**Task inputs:**
========================================

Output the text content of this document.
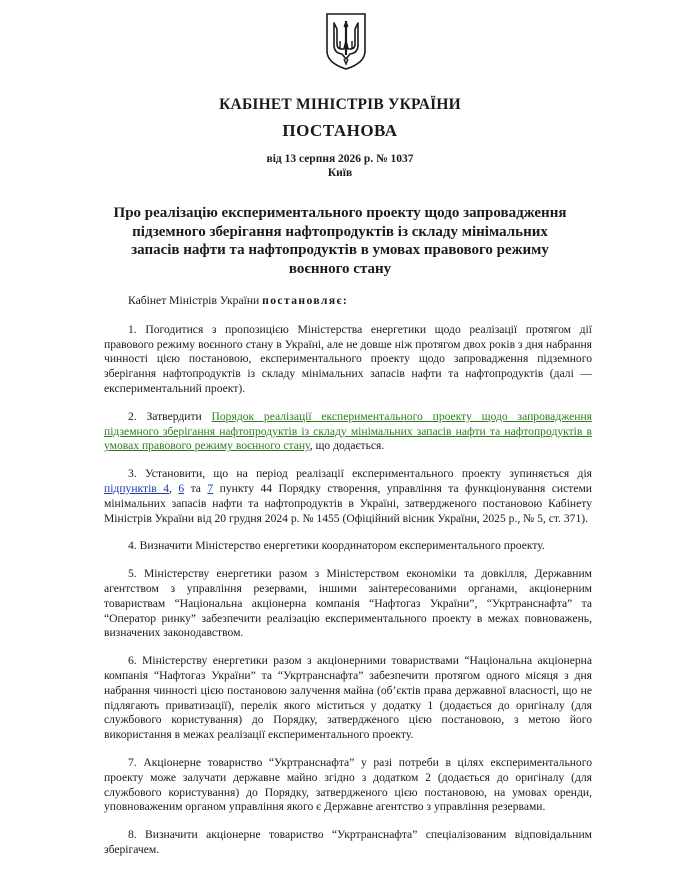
КАБІНЕТ МІНІСТРІВ УКРАЇНИ
ПОСТАНОВА
від 13 серпня 2026 р. № 1037
Київ
Про реалізацію експериментального проекту щодо запровадження підземного зберігання нафтопродуктів із складу мінімальних запасів нафти та нафтопродуктів в умовах правового режиму воєнного стану

Кабінет Міністрів України постановляє:

1. Погодитися з пропозицією Міністерства енергетики щодо реалізації протягом дії правового режиму воєнного стану в Україні, але не довше ніж протягом двох років з дня набрання чинності цією постановою, експериментального проекту щодо запровадження підземного зберігання нафтопродуктів із складу мінімальних запасів нафти та нафтопродуктів (далі — експериментальний проект).

2. Затвердити Порядок реалізації експериментального проекту щодо запровадження підземного зберігання нафтопродуктів із складу мінімальних запасів нафти та нафтопродуктів в умовах правового режиму воєнного стану, що додається.

3. Установити, що на період реалізації експериментального проекту зупиняється дія підпунктів 4, 6 та 7 пункту 44 Порядку створення, управління та функціонування системи мінімальних запасів нафти та нафтопродуктів в Україні, затвердженого постановою Кабінету Міністрів України від 20 грудня 2024 р. № 1455 (Офіційний вісник України, 2025 р., № 5, ст. 371).

4. Визначити Міністерство енергетики координатором експериментального проекту.

5. Міністерству енергетики разом з Міністерством економіки та довкілля, Державним агентством з управління резервами, іншими заінтересованими органами, акціонерним товариствам “Національна акціонерна компанія “Нафтогаз України”, “Укртранснафта” та “Оператор ринку” забезпечити реалізацію експериментального проекту в межах повноважень, визначених законодавством.

6. Міністерству енергетики разом з акціонерними товариствами “Національна акціонерна компанія “Нафтогаз України” та “Укртранснафта” забезпечити протягом одного місяця з дня набрання чинності цією постановою залучення майна (об’єктів права державної власності, що не підлягають приватизації), перелік якого міститься у додатку 1 (додається до оригіналу (для службового користування) до Порядку, затвердженого цією постановою, з метою його використання в межах реалізації експериментального проекту.

7. Акціонерне товариство “Укртранснафта” у разі потреби в цілях експериментального проекту може залучати державне майно згідно з додатком 2 (додається до оригіналу (для службового користування) до Порядку, затвердженого цією постановою, на умовах оренди, уповноваженим органом управління якого є Державне агентство з управління резервами.

8. Визначити акціонерне товариство “Укртранснафта” спеціалізованим відповідальним зберігачем.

========================================

**What you will do:**
Pull every line holding "межах" out of the records.

**Solution below:**
5. Міністерству енергетики разом з Міністерством економіки та довкілля, Державним агентством з управління резервами, іншими заінтересованими органами, акціонерним товариствам “Національна акціонерна компанія “Нафтогаз України”, “Укртранснафта” та “Оператор ринку” забезпечити реалізацію експериментального проекту в межах повноважень, визначених законодавством.
6. Міністерству енергетики разом з акціонерними товариствами “Національна акціонерна компанія “Нафтогаз України” та “Укртранснафта” забезпечити протягом одного місяця з дня набрання чинності цією постановою залучення майна (об’єктів права державної власності, що не підлягають приватизації), перелік якого міститься у додатку 1 (додається до оригіналу (для службового користування) до Порядку, затвердженого цією постановою, з метою його використання в межах реалізації експериментального проекту.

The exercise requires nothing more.